EXERCISE TASK:
Please transcribe the records precisely; pictures stay out of your copy.

---*---

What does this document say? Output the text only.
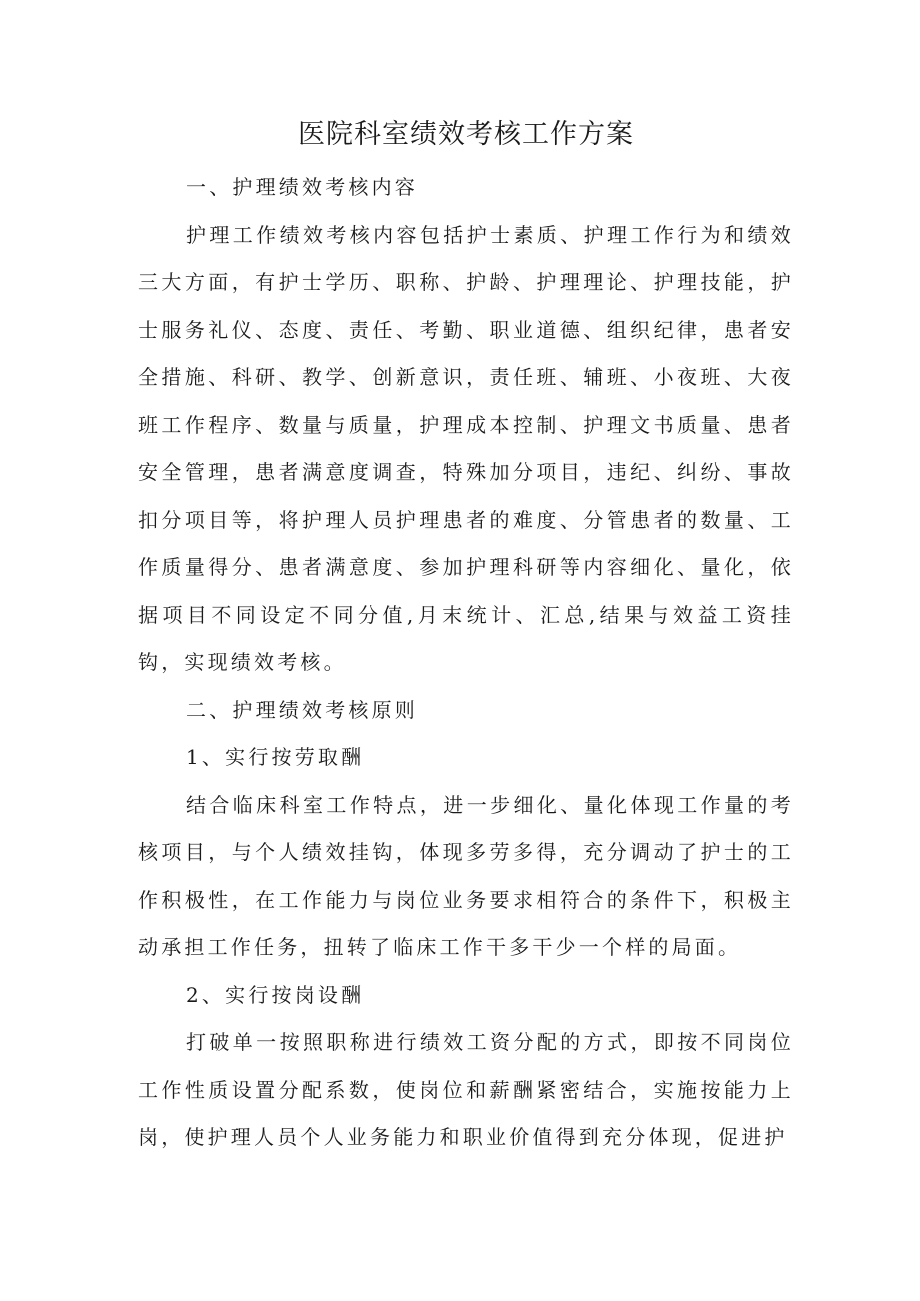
医院科室绩效考核工作方案

一、护理绩效考核内容

护理工作绩效考核内容包括护士素质、护理工作行为和绩效三大方面，有护士学历、职称、护龄、护理理论、护理技能，护士服务礼仪、态度、责任、考勤、职业道德、组织纪律，患者安全措施、科研、教学、创新意识，责任班、辅班、小夜班、大夜班工作程序、数量与质量，护理成本控制、护理文书质量、患者安全管理，患者满意度调查，特殊加分项目，违纪、纠纷、事故扣分项目等，将护理人员护理患者的难度、分管患者的数量、工作质量得分、患者满意度、参加护理科研等内容细化、量化，依据项目不同设定不同分值,月末统计、汇总,结果与效益工资挂钩，实现绩效考核。

二、护理绩效考核原则

1、实行按劳取酬

结合临床科室工作特点，进一步细化、量化体现工作量的考核项目，与个人绩效挂钩，体现多劳多得，充分调动了护士的工作积极性，在工作能力与岗位业务要求相符合的条件下，积极主动承担工作任务，扭转了临床工作干多干少一个样的局面。

2、实行按岗设酬

打破单一按照职称进行绩效工资分配的方式，即按不同岗位工作性质设置分配系数，使岗位和薪酬紧密结合，实施按能力上岗，使护理人员个人业务能力和职业价值得到充分体现，促进护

---*---

RESULT:
What does this document say? Output the text only.
医院科室绩效考核工作方案

一、护理绩效考核内容

护理工作绩效考核内容包括护士素质、护理工作行为和绩效三大方面，有护士学历、职称、护龄、护理理论、护理技能，护士服务礼仪、态度、责任、考勤、职业道德、组织纪律，患者安全措施、科研、教学、创新意识，责任班、辅班、小夜班、大夜班工作程序、数量与质量，护理成本控制、护理文书质量、患者安全管理，患者满意度调查，特殊加分项目，违纪、纠纷、事故扣分项目等，将护理人员护理患者的难度、分管患者的数量、工作质量得分、患者满意度、参加护理科研等内容细化、量化，依据项目不同设定不同分值,月末统计、汇总,结果与效益工资挂钩，实现绩效考核。

二、护理绩效考核原则

1、实行按劳取酬

结合临床科室工作特点，进一步细化、量化体现工作量的考核项目，与个人绩效挂钩，体现多劳多得，充分调动了护士的工作积极性，在工作能力与岗位业务要求相符合的条件下，积极主动承担工作任务，扭转了临床工作干多干少一个样的局面。

2、实行按岗设酬

打破单一按照职称进行绩效工资分配的方式，即按不同岗位工作性质设置分配系数，使岗位和薪酬紧密结合，实施按能力上岗，使护理人员个人业务能力和职业价值得到充分体现，促进护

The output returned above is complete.